• Short exercise
Repeat exactly each line of the data provided below.

• Input records

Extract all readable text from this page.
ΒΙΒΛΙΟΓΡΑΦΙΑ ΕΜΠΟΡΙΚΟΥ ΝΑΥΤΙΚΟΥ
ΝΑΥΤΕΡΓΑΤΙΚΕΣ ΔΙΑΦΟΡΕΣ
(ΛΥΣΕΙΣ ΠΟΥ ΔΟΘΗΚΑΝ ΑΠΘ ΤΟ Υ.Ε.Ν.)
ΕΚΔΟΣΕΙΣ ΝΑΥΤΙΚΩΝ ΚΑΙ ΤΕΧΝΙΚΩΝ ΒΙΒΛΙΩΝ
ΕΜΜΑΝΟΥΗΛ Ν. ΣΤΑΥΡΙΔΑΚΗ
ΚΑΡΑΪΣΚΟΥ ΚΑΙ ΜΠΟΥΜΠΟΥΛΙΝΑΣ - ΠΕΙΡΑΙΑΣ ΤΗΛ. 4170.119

• Solution to this exercise
Extract all readable text from this page.
ΒΙΒΛΙΟΓΡΑΦΙΑ ΕΜΠΟΡΙΚΟΥ ΝΑΥΤΙΚΟΥ
ΝΑΥΤΕΡΓΑΤΙΚΕΣ ΔΙΑΦΟΡΕΣ
(ΛΥΣΕΙΣ ΠΟΥ ΔΟΘΗΚΑΝ ΑΠΘ ΤΟ Υ.Ε.Ν.)
ΕΚΔΟΣΕΙΣ ΝΑΥΤΙΚΩΝ ΚΑΙ ΤΕΧΝΙΚΩΝ ΒΙΒΛΙΩΝ
ΕΜΜΑΝΟΥΗΛ Ν. ΣΤΑΥΡΙΔΑΚΗ
ΚΑΡΑΪΣΚΟΥ ΚΑΙ ΜΠΟΥΜΠΟΥΛΙΝΑΣ - ΠΕΙΡΑΙΑΣ ΤΗΛ. 4170.119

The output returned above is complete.